Data entries
---------------
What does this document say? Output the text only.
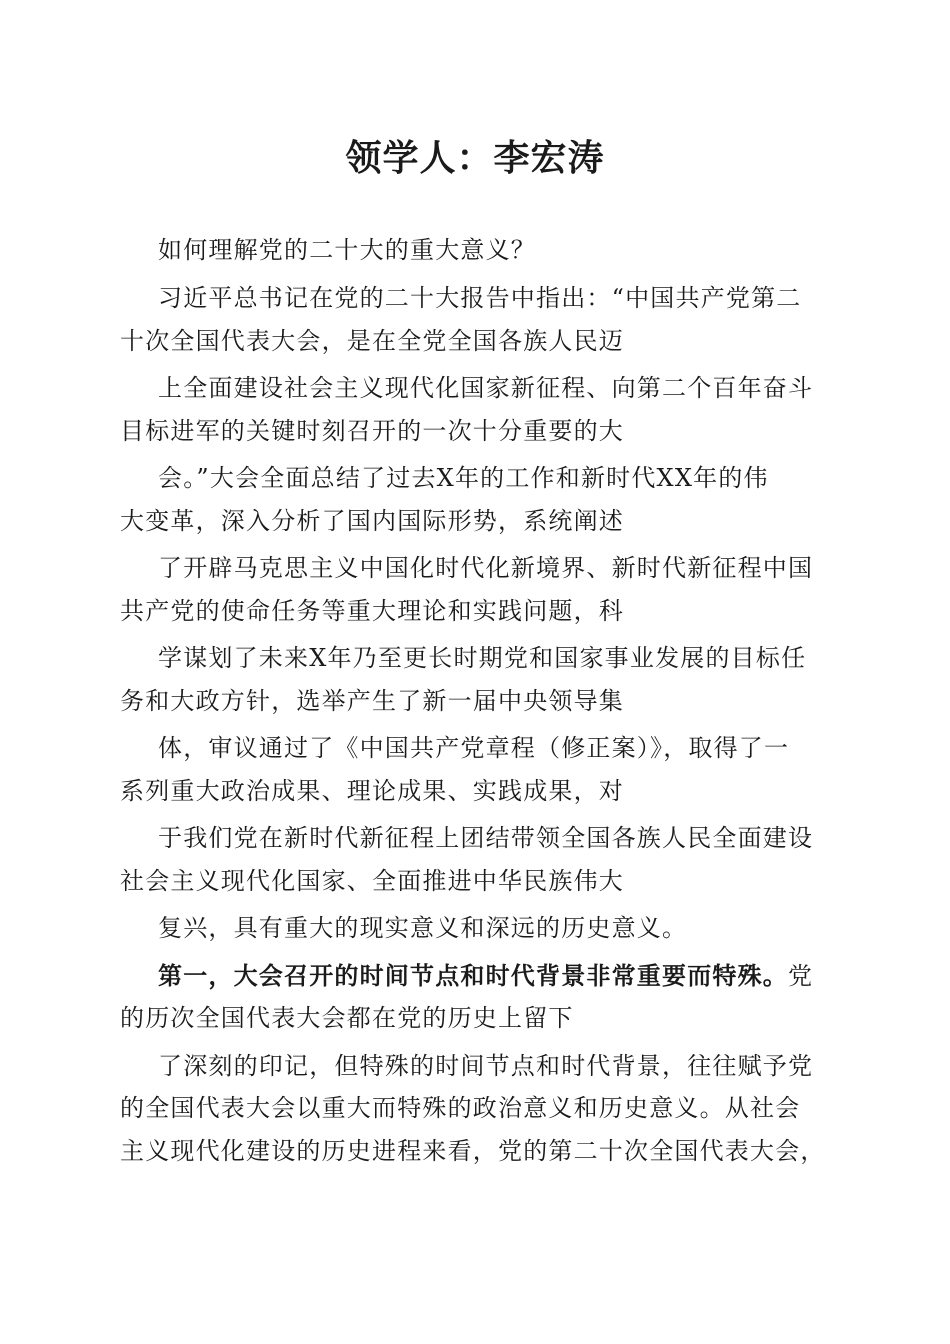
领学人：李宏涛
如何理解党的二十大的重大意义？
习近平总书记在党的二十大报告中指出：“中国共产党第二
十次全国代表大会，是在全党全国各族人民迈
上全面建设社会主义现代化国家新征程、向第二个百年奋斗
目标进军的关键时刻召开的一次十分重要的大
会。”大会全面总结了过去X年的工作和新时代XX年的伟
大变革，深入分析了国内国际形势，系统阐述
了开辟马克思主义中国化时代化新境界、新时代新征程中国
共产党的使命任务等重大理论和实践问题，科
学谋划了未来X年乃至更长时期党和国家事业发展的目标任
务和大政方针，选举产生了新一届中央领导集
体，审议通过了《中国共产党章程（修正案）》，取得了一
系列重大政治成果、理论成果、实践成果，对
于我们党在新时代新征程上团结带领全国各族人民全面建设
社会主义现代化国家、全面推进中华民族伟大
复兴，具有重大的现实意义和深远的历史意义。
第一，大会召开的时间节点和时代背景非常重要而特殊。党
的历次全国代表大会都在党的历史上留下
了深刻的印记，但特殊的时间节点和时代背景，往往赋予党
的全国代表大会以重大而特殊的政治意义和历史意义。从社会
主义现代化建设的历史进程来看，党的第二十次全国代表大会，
---------------
## Written problem
Above are records to transcribe exactly; leave their pictures out.

## Solution to this exercise
What does this document say? Output the text only.
领学人：李宏涛
如何理解党的二十大的重大意义？
习近平总书记在党的二十大报告中指出：“中国共产党第二
十次全国代表大会，是在全党全国各族人民迈
上全面建设社会主义现代化国家新征程、向第二个百年奋斗
目标进军的关键时刻召开的一次十分重要的大
会。”大会全面总结了过去X年的工作和新时代XX年的伟
大变革，深入分析了国内国际形势，系统阐述
了开辟马克思主义中国化时代化新境界、新时代新征程中国
共产党的使命任务等重大理论和实践问题，科
学谋划了未来X年乃至更长时期党和国家事业发展的目标任
务和大政方针，选举产生了新一届中央领导集
体，审议通过了《中国共产党章程（修正案）》，取得了一
系列重大政治成果、理论成果、实践成果，对
于我们党在新时代新征程上团结带领全国各族人民全面建设
社会主义现代化国家、全面推进中华民族伟大
复兴，具有重大的现实意义和深远的历史意义。
第一，大会召开的时间节点和时代背景非常重要而特殊。党
的历次全国代表大会都在党的历史上留下
了深刻的印记，但特殊的时间节点和时代背景，往往赋予党
的全国代表大会以重大而特殊的政治意义和历史意义。从社会
主义现代化建设的历史进程来看，党的第二十次全国代表大会，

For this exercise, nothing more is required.